* PROBLEM DETAILS:
Repeat the records below exactly as they appear.

* SUPPLIED INFORMATION:
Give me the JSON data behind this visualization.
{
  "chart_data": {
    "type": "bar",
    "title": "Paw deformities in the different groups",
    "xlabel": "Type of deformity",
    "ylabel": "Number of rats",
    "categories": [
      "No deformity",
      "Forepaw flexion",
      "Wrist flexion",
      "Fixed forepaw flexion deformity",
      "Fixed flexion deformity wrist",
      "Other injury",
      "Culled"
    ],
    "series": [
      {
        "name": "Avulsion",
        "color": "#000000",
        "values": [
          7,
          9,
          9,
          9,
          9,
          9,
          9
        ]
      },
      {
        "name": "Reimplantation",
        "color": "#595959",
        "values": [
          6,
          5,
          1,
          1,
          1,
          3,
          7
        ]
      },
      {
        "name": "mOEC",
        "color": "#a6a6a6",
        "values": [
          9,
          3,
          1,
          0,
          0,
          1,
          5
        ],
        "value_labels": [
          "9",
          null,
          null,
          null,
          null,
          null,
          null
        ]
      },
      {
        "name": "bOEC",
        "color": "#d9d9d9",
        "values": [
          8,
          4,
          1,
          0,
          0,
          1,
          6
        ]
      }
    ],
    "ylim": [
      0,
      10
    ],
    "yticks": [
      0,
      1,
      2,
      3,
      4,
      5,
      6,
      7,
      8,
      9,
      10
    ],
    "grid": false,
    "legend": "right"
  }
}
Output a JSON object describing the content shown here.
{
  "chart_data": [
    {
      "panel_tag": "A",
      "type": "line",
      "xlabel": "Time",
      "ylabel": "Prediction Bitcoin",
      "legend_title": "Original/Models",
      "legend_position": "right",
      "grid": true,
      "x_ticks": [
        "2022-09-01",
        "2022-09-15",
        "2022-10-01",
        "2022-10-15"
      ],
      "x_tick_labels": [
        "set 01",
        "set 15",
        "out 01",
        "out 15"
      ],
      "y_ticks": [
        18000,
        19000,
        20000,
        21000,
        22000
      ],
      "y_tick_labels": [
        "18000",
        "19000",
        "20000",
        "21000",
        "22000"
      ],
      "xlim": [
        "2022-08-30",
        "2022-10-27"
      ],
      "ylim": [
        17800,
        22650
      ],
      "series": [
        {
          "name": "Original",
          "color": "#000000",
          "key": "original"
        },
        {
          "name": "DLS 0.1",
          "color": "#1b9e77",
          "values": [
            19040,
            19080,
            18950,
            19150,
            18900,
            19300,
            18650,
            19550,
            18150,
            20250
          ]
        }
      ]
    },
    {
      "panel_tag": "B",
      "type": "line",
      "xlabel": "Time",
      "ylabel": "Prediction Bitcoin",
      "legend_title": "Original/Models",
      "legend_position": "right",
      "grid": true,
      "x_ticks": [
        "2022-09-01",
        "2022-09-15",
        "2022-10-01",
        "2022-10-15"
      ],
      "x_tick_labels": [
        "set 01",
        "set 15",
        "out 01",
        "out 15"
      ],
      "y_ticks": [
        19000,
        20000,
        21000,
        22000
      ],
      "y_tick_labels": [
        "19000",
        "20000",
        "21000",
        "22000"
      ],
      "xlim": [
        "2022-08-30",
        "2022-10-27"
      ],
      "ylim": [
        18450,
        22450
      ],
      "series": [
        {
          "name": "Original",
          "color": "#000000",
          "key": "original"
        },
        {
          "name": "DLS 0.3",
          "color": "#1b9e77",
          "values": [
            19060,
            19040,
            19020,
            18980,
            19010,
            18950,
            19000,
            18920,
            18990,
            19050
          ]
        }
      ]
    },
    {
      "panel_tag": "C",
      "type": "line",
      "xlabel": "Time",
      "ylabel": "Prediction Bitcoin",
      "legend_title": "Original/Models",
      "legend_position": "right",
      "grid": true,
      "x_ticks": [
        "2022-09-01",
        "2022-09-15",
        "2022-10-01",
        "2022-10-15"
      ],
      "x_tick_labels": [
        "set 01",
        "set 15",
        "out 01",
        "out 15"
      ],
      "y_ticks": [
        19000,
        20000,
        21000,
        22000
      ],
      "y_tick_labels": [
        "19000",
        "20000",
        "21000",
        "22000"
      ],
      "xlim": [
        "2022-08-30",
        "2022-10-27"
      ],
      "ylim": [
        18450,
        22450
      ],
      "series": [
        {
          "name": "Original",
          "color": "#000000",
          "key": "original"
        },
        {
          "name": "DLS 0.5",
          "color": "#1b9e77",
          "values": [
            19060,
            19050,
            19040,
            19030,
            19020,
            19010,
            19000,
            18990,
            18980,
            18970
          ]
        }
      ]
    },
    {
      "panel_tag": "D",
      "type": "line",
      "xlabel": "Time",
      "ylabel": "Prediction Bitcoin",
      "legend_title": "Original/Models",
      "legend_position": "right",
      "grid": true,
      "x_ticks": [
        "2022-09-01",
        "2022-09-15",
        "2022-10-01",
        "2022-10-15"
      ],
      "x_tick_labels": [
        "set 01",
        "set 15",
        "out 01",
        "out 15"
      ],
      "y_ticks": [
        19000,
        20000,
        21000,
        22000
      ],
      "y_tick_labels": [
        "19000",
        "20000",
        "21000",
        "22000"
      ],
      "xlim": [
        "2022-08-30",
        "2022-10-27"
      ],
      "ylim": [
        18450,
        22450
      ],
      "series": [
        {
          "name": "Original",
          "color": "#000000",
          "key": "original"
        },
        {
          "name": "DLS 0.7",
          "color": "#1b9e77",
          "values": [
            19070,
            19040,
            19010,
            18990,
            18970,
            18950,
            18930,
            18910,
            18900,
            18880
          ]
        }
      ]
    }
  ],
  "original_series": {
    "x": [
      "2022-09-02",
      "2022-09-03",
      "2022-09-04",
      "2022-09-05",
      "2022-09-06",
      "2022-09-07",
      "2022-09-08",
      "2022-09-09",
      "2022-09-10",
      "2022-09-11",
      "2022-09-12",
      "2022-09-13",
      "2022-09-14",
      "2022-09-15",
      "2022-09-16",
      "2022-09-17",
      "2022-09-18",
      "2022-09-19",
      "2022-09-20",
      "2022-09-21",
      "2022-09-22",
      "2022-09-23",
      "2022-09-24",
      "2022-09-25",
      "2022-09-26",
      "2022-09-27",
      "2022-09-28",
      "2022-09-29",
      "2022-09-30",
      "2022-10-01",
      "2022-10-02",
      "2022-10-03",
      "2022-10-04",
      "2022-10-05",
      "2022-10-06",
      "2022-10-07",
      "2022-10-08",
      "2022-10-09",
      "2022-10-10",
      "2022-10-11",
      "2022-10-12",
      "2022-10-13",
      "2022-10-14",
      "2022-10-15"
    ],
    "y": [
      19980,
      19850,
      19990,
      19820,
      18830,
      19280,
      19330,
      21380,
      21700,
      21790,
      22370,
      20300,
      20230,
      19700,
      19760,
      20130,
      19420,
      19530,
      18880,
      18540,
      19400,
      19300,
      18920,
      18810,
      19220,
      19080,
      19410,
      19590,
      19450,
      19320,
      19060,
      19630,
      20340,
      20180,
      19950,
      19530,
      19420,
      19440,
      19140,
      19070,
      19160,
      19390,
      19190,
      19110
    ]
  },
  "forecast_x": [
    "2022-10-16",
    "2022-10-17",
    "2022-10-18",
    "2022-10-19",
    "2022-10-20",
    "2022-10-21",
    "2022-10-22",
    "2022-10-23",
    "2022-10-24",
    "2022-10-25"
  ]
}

* REPLY TO THE TASK:
Give me the JSON data behind this visualization.
{
  "chart_data": {
    "type": "bar",
    "title": "Paw deformities in the different groups",
    "xlabel": "Type of deformity",
    "ylabel": "Number of rats",
    "categories": [
      "No deformity",
      "Forepaw flexion",
      "Wrist flexion",
      "Fixed forepaw flexion deformity",
      "Fixed flexion deformity wrist",
      "Other injury",
      "Culled"
    ],
    "series": [
      {
        "name": "Avulsion",
        "color": "#000000",
        "values": [
          7,
          9,
          9,
          9,
          9,
          9,
          9
        ]
      },
      {
        "name": "Reimplantation",
        "color": "#595959",
        "values": [
          6,
          5,
          1,
          1,
          1,
          3,
          7
        ]
      },
      {
        "name": "mOEC",
        "color": "#a6a6a6",
        "values": [
          9,
          3,
          1,
          0,
          0,
          1,
          5
        ],
        "value_labels": [
          "9",
          null,
          null,
          null,
          null,
          null,
          null
        ]
      },
      {
        "name": "bOEC",
        "color": "#d9d9d9",
        "values": [
          8,
          4,
          1,
          0,
          0,
          1,
          6
        ]
      }
    ],
    "ylim": [
      0,
      10
    ],
    "yticks": [
      0,
      1,
      2,
      3,
      4,
      5,
      6,
      7,
      8,
      9,
      10
    ],
    "grid": false,
    "legend": "right"
  }
}
Output a JSON object describing the content shown here.
{
  "chart_data": [
    {
      "panel_tag": "A",
      "type": "line",
      "xlabel": "Time",
      "ylabel": "Prediction Bitcoin",
      "legend_title": "Original/Models",
      "legend_position": "right",
      "grid": true,
      "x_ticks": [
        "2022-09-01",
        "2022-09-15",
        "2022-10-01",
        "2022-10-15"
      ],
      "x_tick_labels": [
        "set 01",
        "set 15",
        "out 01",
        "out 15"
      ],
      "y_ticks": [
        18000,
        19000,
        20000,
        21000,
        22000
      ],
      "y_tick_labels": [
        "18000",
        "19000",
        "20000",
        "21000",
        "22000"
      ],
      "xlim": [
        "2022-08-30",
        "2022-10-27"
      ],
      "ylim": [
        17800,
        22650
      ],
      "series": [
        {
          "name": "Original",
          "color": "#000000",
          "key": "original"
        },
        {
          "name": "DLS 0.1",
          "color": "#1b9e77",
          "values": [
            19040,
            19080,
            18950,
            19150,
            18900,
            19300,
            18650,
            19550,
            18150,
            20250
          ]
        }
      ]
    },
    {
      "panel_tag": "B",
      "type": "line",
      "xlabel": "Time",
      "ylabel": "Prediction Bitcoin",
      "legend_title": "Original/Models",
      "legend_position": "right",
      "grid": true,
      "x_ticks": [
        "2022-09-01",
        "2022-09-15",
        "2022-10-01",
        "2022-10-15"
      ],
      "x_tick_labels": [
        "set 01",
        "set 15",
        "out 01",
        "out 15"
      ],
      "y_ticks": [
        19000,
        20000,
        21000,
        22000
      ],
      "y_tick_labels": [
        "19000",
        "20000",
        "21000",
        "22000"
      ],
      "xlim": [
        "2022-08-30",
        "2022-10-27"
      ],
      "ylim": [
        18450,
        22450
      ],
      "series": [
        {
          "name": "Original",
          "color": "#000000",
          "key": "original"
        },
        {
          "name": "DLS 0.3",
          "color": "#1b9e77",
          "values": [
            19060,
            19040,
            19020,
            18980,
            19010,
            18950,
            19000,
            18920,
            18990,
            19050
          ]
        }
      ]
    },
    {
      "panel_tag": "C",
      "type": "line",
      "xlabel": "Time",
      "ylabel": "Prediction Bitcoin",
      "legend_title": "Original/Models",
      "legend_position": "right",
      "grid": true,
      "x_ticks": [
        "2022-09-01",
        "2022-09-15",
        "2022-10-01",
        "2022-10-15"
      ],
      "x_tick_labels": [
        "set 01",
        "set 15",
        "out 01",
        "out 15"
      ],
      "y_ticks": [
        19000,
        20000,
        21000,
        22000
      ],
      "y_tick_labels": [
        "19000",
        "20000",
        "21000",
        "22000"
      ],
      "xlim": [
        "2022-08-30",
        "2022-10-27"
      ],
      "ylim": [
        18450,
        22450
      ],
      "series": [
        {
          "name": "Original",
          "color": "#000000",
          "key": "original"
        },
        {
          "name": "DLS 0.5",
          "color": "#1b9e77",
          "values": [
            19060,
            19050,
            19040,
            19030,
            19020,
            19010,
            19000,
            18990,
            18980,
            18970
          ]
        }
      ]
    },
    {
      "panel_tag": "D",
      "type": "line",
      "xlabel": "Time",
      "ylabel": "Prediction Bitcoin",
      "legend_title": "Original/Models",
      "legend_position": "right",
      "grid": true,
      "x_ticks": [
        "2022-09-01",
        "2022-09-15",
        "2022-10-01",
        "2022-10-15"
      ],
      "x_tick_labels": [
        "set 01",
        "set 15",
        "out 01",
        "out 15"
      ],
      "y_ticks": [
        19000,
        20000,
        21000,
        22000
      ],
      "y_tick_labels": [
        "19000",
        "20000",
        "21000",
        "22000"
      ],
      "xlim": [
        "2022-08-30",
        "2022-10-27"
      ],
      "ylim": [
        18450,
        22450
      ],
      "series": [
        {
          "name": "Original",
          "color": "#000000",
          "key": "original"
        },
        {
          "name": "DLS 0.7",
          "color": "#1b9e77",
          "values": [
            19070,
            19040,
            19010,
            18990,
            18970,
            18950,
            18930,
            18910,
            18900,
            18880
          ]
        }
      ]
    }
  ],
  "original_series": {
    "x": [
      "2022-09-02",
      "2022-09-03",
      "2022-09-04",
      "2022-09-05",
      "2022-09-06",
      "2022-09-07",
      "2022-09-08",
      "2022-09-09",
      "2022-09-10",
      "2022-09-11",
      "2022-09-12",
      "2022-09-13",
      "2022-09-14",
      "2022-09-15",
      "2022-09-16",
      "2022-09-17",
      "2022-09-18",
      "2022-09-19",
      "2022-09-20",
      "2022-09-21",
      "2022-09-22",
      "2022-09-23",
      "2022-09-24",
      "2022-09-25",
      "2022-09-26",
      "2022-09-27",
      "2022-09-28",
      "2022-09-29",
      "2022-09-30",
      "2022-10-01",
      "2022-10-02",
      "2022-10-03",
      "2022-10-04",
      "2022-10-05",
      "2022-10-06",
      "2022-10-07",
      "2022-10-08",
      "2022-10-09",
      "2022-10-10",
      "2022-10-11",
      "2022-10-12",
      "2022-10-13",
      "2022-10-14",
      "2022-10-15"
    ],
    "y": [
      19980,
      19850,
      19990,
      19820,
      18830,
      19280,
      19330,
      21380,
      21700,
      21790,
      22370,
      20300,
      20230,
      19700,
      19760,
      20130,
      19420,
      19530,
      18880,
      18540,
      19400,
      19300,
      18920,
      18810,
      19220,
      19080,
      19410,
      19590,
      19450,
      19320,
      19060,
      19630,
      20340,
      20180,
      19950,
      19530,
      19420,
      19440,
      19140,
      19070,
      19160,
      19390,
      19190,
      19110
    ]
  },
  "forecast_x": [
    "2022-10-16",
    "2022-10-17",
    "2022-10-18",
    "2022-10-19",
    "2022-10-20",
    "2022-10-21",
    "2022-10-22",
    "2022-10-23",
    "2022-10-24",
    "2022-10-25"
  ]
}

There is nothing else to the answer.